_RECORDS PROVIDED_.

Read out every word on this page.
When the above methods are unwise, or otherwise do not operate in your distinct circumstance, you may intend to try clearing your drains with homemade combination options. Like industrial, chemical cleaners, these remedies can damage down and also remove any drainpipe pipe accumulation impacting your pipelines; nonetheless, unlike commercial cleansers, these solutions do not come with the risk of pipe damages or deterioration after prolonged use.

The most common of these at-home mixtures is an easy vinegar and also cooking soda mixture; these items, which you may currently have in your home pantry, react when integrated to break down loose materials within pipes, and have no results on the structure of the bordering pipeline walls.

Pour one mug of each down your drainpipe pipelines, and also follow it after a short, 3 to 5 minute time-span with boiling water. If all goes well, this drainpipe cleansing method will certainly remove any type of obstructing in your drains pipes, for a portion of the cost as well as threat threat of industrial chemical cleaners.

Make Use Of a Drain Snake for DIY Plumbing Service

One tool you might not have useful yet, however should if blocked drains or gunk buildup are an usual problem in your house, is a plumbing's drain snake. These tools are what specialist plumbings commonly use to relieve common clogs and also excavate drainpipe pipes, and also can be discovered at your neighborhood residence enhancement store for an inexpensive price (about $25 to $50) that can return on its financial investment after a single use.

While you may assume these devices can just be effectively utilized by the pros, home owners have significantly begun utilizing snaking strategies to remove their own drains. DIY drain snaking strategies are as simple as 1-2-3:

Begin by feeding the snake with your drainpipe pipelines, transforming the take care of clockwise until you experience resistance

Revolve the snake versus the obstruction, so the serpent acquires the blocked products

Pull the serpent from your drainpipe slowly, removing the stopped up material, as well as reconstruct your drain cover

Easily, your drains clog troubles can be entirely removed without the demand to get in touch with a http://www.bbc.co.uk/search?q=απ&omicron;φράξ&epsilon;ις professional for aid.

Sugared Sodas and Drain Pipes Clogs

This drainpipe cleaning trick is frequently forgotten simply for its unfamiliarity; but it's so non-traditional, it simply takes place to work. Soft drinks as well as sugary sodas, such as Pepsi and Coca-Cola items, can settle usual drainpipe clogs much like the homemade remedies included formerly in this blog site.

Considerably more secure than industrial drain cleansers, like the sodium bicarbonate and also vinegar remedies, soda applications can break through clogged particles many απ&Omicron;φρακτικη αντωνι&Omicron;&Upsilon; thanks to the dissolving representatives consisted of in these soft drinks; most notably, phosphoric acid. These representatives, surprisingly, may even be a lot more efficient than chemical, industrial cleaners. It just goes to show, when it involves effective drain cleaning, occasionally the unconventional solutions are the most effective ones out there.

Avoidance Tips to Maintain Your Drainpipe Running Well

_WORK TO COMPLETE_. Write out the data exactly as it stands.

_IN RESPONSE_.
Read out every word on this page.
When the above methods are unwise, or otherwise do not operate in your distinct circumstance, you may intend to try clearing your drains with homemade combination options. Like industrial, chemical cleaners, these remedies can damage down and also remove any drainpipe pipe accumulation impacting your pipelines; nonetheless, unlike commercial cleansers, these solutions do not come with the risk of pipe damages or deterioration after prolonged use.

The most common of these at-home mixtures is an easy vinegar and also cooking soda mixture; these items, which you may currently have in your home pantry, react when integrated to break down loose materials within pipes, and have no results on the structure of the bordering pipeline walls.

Pour one mug of each down your drainpipe pipelines, and also follow it after a short, 3 to 5 minute time-span with boiling water. If all goes well, this drainpipe cleansing method will certainly remove any type of obstructing in your drains pipes, for a portion of the cost as well as threat threat of industrial chemical cleaners.

Make Use Of a Drain Snake for DIY Plumbing Service

One tool you might not have useful yet, however should if blocked drains or gunk buildup are an usual problem in your house, is a plumbing's drain snake. These tools are what specialist plumbings commonly use to relieve common clogs and also excavate drainpipe pipes, and also can be discovered at your neighborhood residence enhancement store for an inexpensive price (about $25 to $50) that can return on its financial investment after a single use.

While you may assume these devices can just be effectively utilized by the pros, home owners have significantly begun utilizing snaking strategies to remove their own drains. DIY drain snaking strategies are as simple as 1-2-3:

Begin by feeding the snake with your drainpipe pipelines, transforming the take care of clockwise until you experience resistance

Revolve the snake versus the obstruction, so the serpent acquires the blocked products

Pull the serpent from your drainpipe slowly, removing the stopped up material, as well as reconstruct your drain cover

Easily, your drains clog troubles can be entirely removed without the demand to get in touch with a http://www.bbc.co.uk/search?q=απ&omicron;φράξ&epsilon;ις professional for aid.

Sugared Sodas and Drain Pipes Clogs

This drainpipe cleaning trick is frequently forgotten simply for its unfamiliarity; but it's so non-traditional, it simply takes place to work. Soft drinks as well as sugary sodas, such as Pepsi and Coca-Cola items, can settle usual drainpipe clogs much like the homemade remedies included formerly in this blog site.

Considerably more secure than industrial drain cleansers, like the sodium bicarbonate and also vinegar remedies, soda applications can break through clogged particles many απ&Omicron;φρακτικη αντωνι&Omicron;&Upsilon; thanks to the dissolving representatives consisted of in these soft drinks; most notably, phosphoric acid. These representatives, surprisingly, may even be a lot more efficient than chemical, industrial cleaners. It just goes to show, when it involves effective drain cleaning, occasionally the unconventional solutions are the most effective ones out there.

Avoidance Tips to Maintain Your Drainpipe Running Well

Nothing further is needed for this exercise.